In your copy, leave out the pictures and repeat the entries below exactly.

[begin Provided entries]

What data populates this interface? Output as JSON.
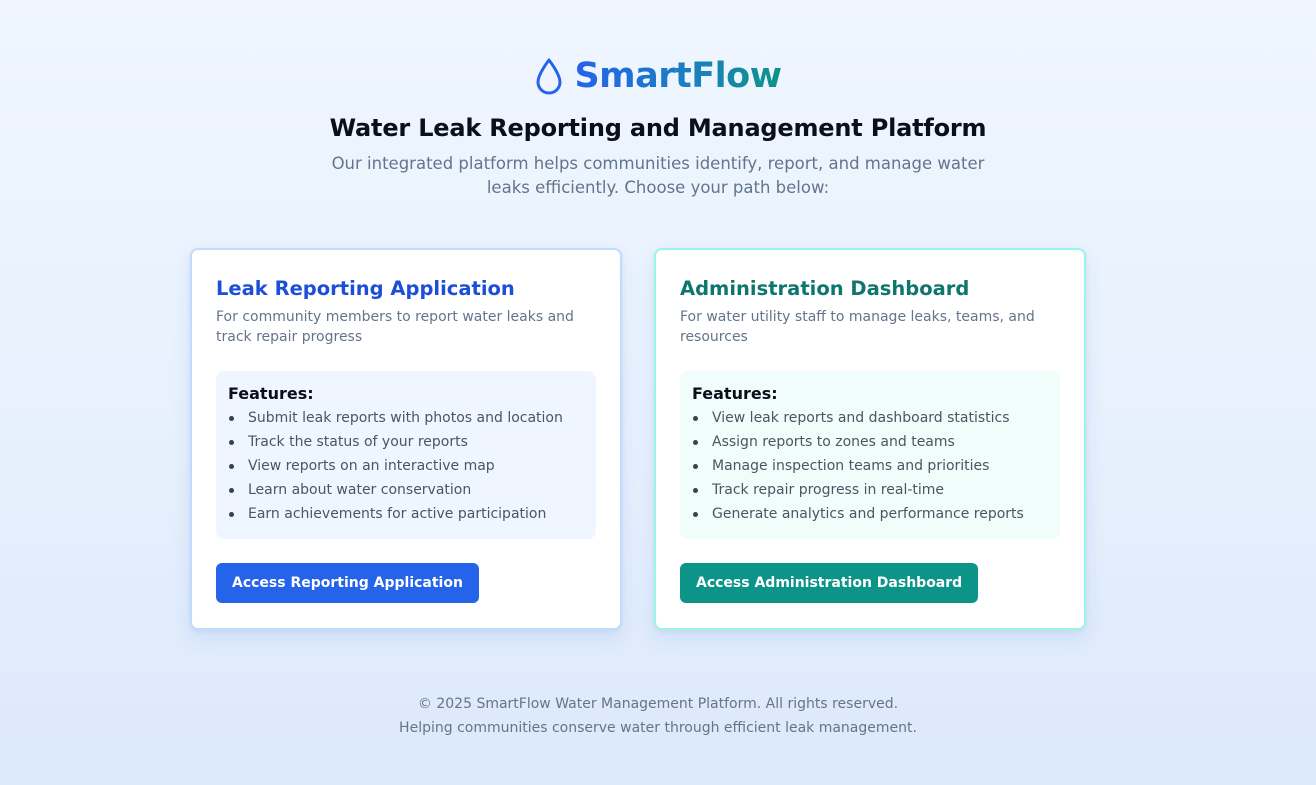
{
  "brand": {
    "name": "SmartFlow",
    "icon": "water-drop-icon",
    "gradient_start": "#2563eb",
    "gradient_end": "#0d9488"
  },
  "hero": {
    "title": "Water Leak Reporting and Management Platform",
    "subtitle": "Our integrated platform helps communities identify, report, and manage water leaks efficiently. Choose your path below:"
  },
  "cards": [
    {
      "title": "Leak Reporting Application",
      "description": "For community members to report water leaks and track repair progress",
      "features_title": "Features:",
      "features": [
        "Submit leak reports with photos and location",
        "Track the status of your reports",
        "View reports on an interactive map",
        "Learn about water conservation",
        "Earn achievements for active participation"
      ],
      "button_label": "Access Reporting Application",
      "accent": "#2563eb"
    },
    {
      "title": "Administration Dashboard",
      "description": "For water utility staff to manage leaks, teams, and resources",
      "features_title": "Features:",
      "features": [
        "View leak reports and dashboard statistics",
        "Assign reports to zones and teams",
        "Manage inspection teams and priorities",
        "Track repair progress in real-time",
        "Generate analytics and performance reports"
      ],
      "button_label": "Access Administration Dashboard",
      "accent": "#0d9488"
    }
  ],
  "footer": {
    "copyright": "© 2025 SmartFlow Water Management Platform. All rights reserved.",
    "tagline": "Helping communities conserve water through efficient leak management."
  }
}
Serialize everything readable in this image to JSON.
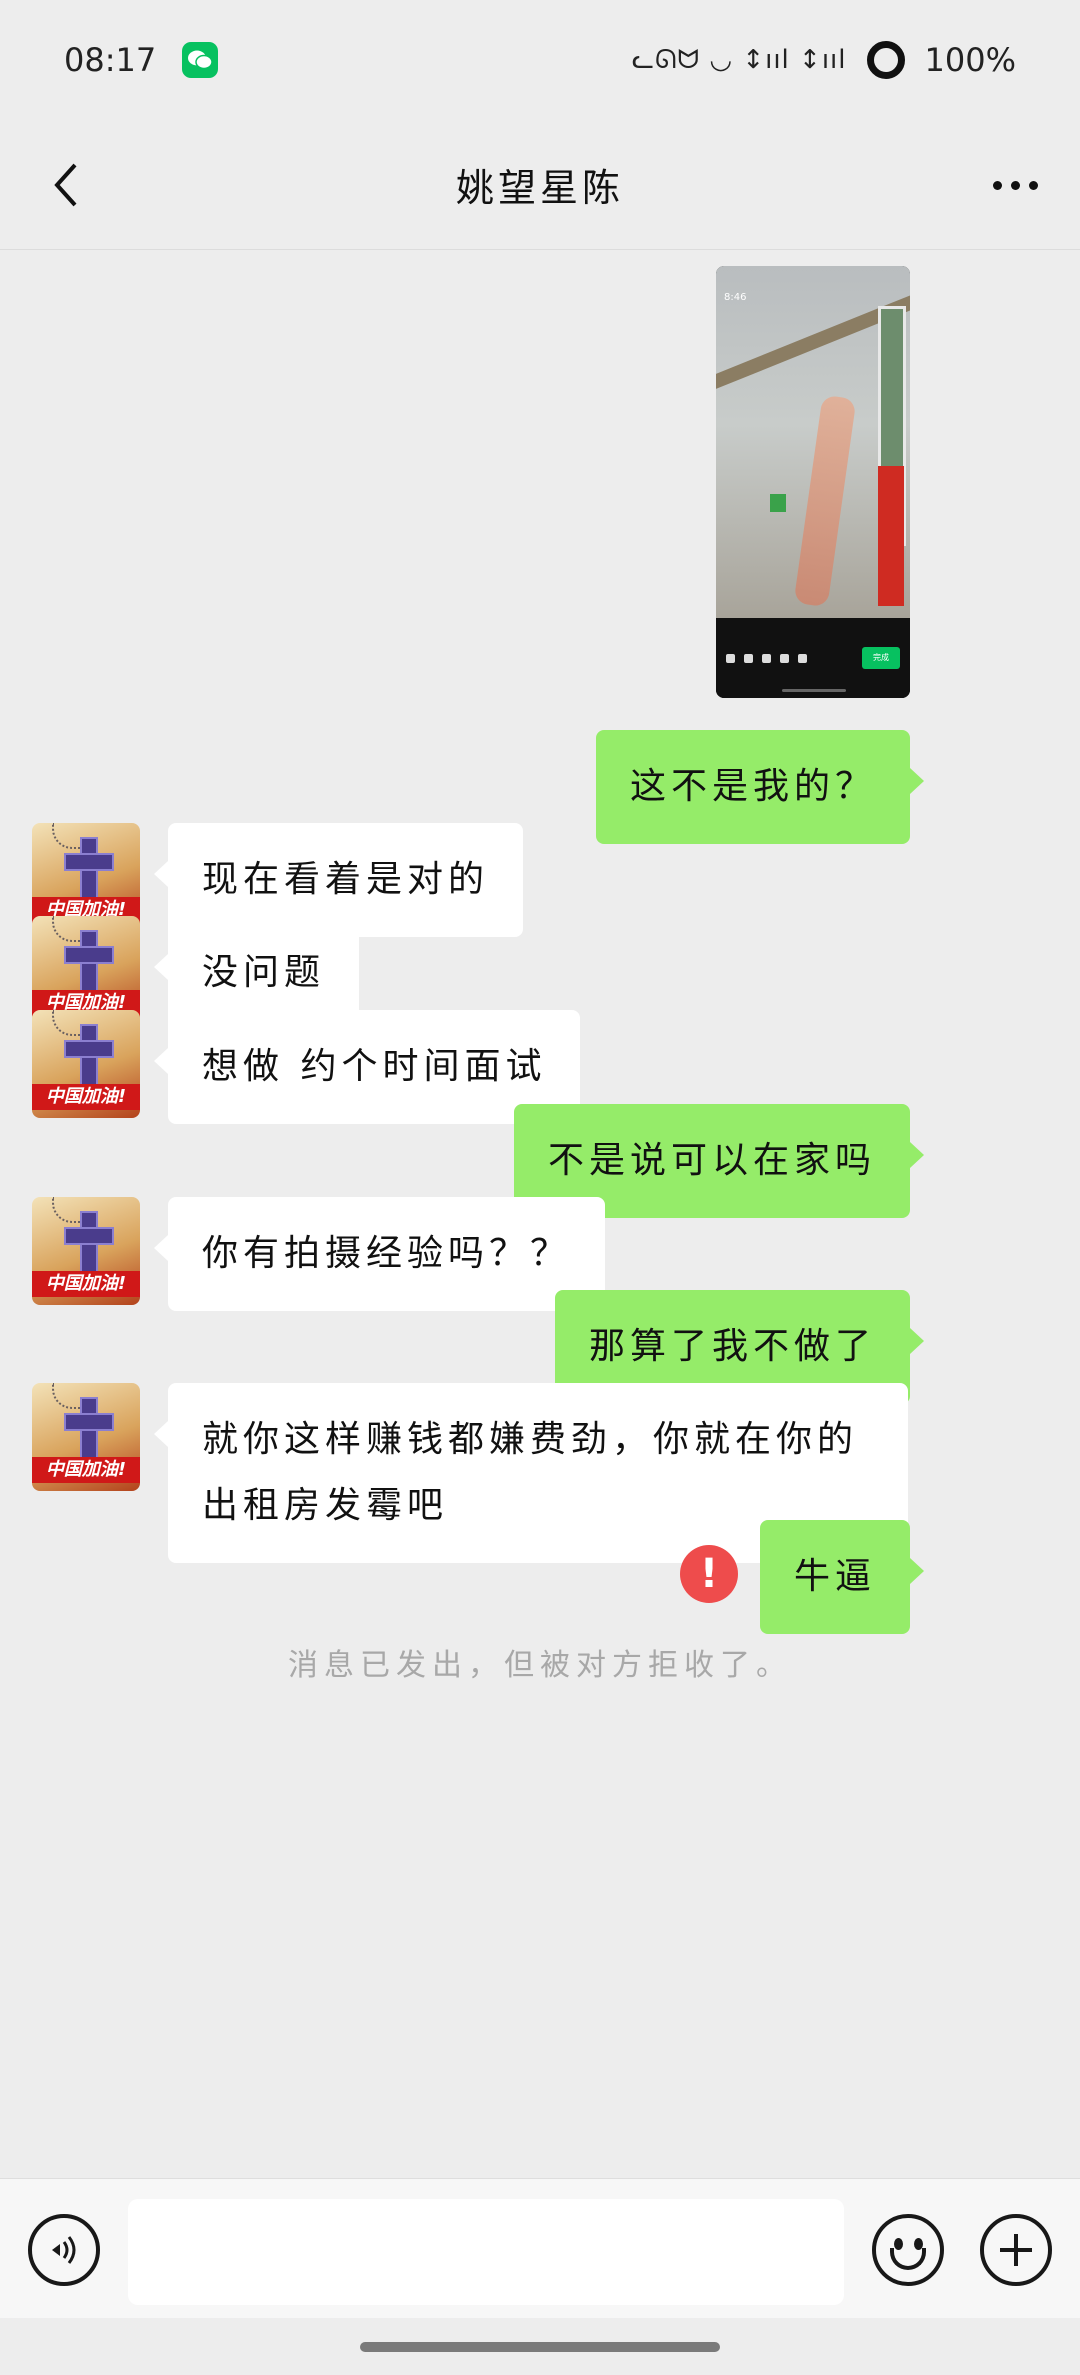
{
  "status_bar": {
    "time": "08:17",
    "indicators": "ᓚᘏᗢ ◡ ↕ııl ↕ııl",
    "battery": "100%"
  },
  "header": {
    "title": "姚望星陈"
  },
  "messages": [
    {
      "side": "out",
      "type": "image"
    },
    {
      "side": "out",
      "text": "这不是我的？"
    },
    {
      "side": "in",
      "text": "现在看着是对的"
    },
    {
      "side": "in",
      "text": "没问题"
    },
    {
      "side": "in",
      "text": "想做 约个时间面试"
    },
    {
      "side": "out",
      "text": "不是说可以在家吗"
    },
    {
      "side": "in",
      "text": "你有拍摄经验吗？？"
    },
    {
      "side": "out",
      "text": "那算了我不做了"
    },
    {
      "side": "in",
      "text": "就你这样赚钱都嫌费劲，你就在你的出租房发霉吧"
    },
    {
      "side": "out",
      "text": "牛逼",
      "failed": true
    }
  ],
  "avatar_caption": "中国加油!",
  "system_notice": "消息已发出，但被对方拒收了。",
  "input": {
    "value": ""
  },
  "colors": {
    "out_bubble": "#95ec69",
    "in_bubble": "#ffffff",
    "background": "#ededed",
    "error": "#ee4c4c"
  }
}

[end Provided entries]

### Output of the task
What data populates this interface? Output as JSON.
{
  "brand": {
    "name": "SmartFlow",
    "icon": "water-drop-icon",
    "gradient_start": "#2563eb",
    "gradient_end": "#0d9488"
  },
  "hero": {
    "title": "Water Leak Reporting and Management Platform",
    "subtitle": "Our integrated platform helps communities identify, report, and manage water leaks efficiently. Choose your path below:"
  },
  "cards": [
    {
      "title": "Leak Reporting Application",
      "description": "For community members to report water leaks and track repair progress",
      "features_title": "Features:",
      "features": [
        "Submit leak reports with photos and location",
        "Track the status of your reports",
        "View reports on an interactive map",
        "Learn about water conservation",
        "Earn achievements for active participation"
      ],
      "button_label": "Access Reporting Application",
      "accent": "#2563eb"
    },
    {
      "title": "Administration Dashboard",
      "description": "For water utility staff to manage leaks, teams, and resources",
      "features_title": "Features:",
      "features": [
        "View leak reports and dashboard statistics",
        "Assign reports to zones and teams",
        "Manage inspection teams and priorities",
        "Track repair progress in real-time",
        "Generate analytics and performance reports"
      ],
      "button_label": "Access Administration Dashboard",
      "accent": "#0d9488"
    }
  ],
  "footer": {
    "copyright": "© 2025 SmartFlow Water Management Platform. All rights reserved.",
    "tagline": "Helping communities conserve water through efficient leak management."
  }
}
Serialize everything readable in this image to JSON.
{
  "status_bar": {
    "time": "08:17",
    "indicators": "ᓚᘏᗢ ◡ ↕ııl ↕ııl",
    "battery": "100%"
  },
  "header": {
    "title": "姚望星陈"
  },
  "messages": [
    {
      "side": "out",
      "type": "image"
    },
    {
      "side": "out",
      "text": "这不是我的？"
    },
    {
      "side": "in",
      "text": "现在看着是对的"
    },
    {
      "side": "in",
      "text": "没问题"
    },
    {
      "side": "in",
      "text": "想做 约个时间面试"
    },
    {
      "side": "out",
      "text": "不是说可以在家吗"
    },
    {
      "side": "in",
      "text": "你有拍摄经验吗？？"
    },
    {
      "side": "out",
      "text": "那算了我不做了"
    },
    {
      "side": "in",
      "text": "就你这样赚钱都嫌费劲，你就在你的出租房发霉吧"
    },
    {
      "side": "out",
      "text": "牛逼",
      "failed": true
    }
  ],
  "avatar_caption": "中国加油!",
  "system_notice": "消息已发出，但被对方拒收了。",
  "input": {
    "value": ""
  },
  "colors": {
    "out_bubble": "#95ec69",
    "in_bubble": "#ffffff",
    "background": "#ededed",
    "error": "#ee4c4c"
  }
}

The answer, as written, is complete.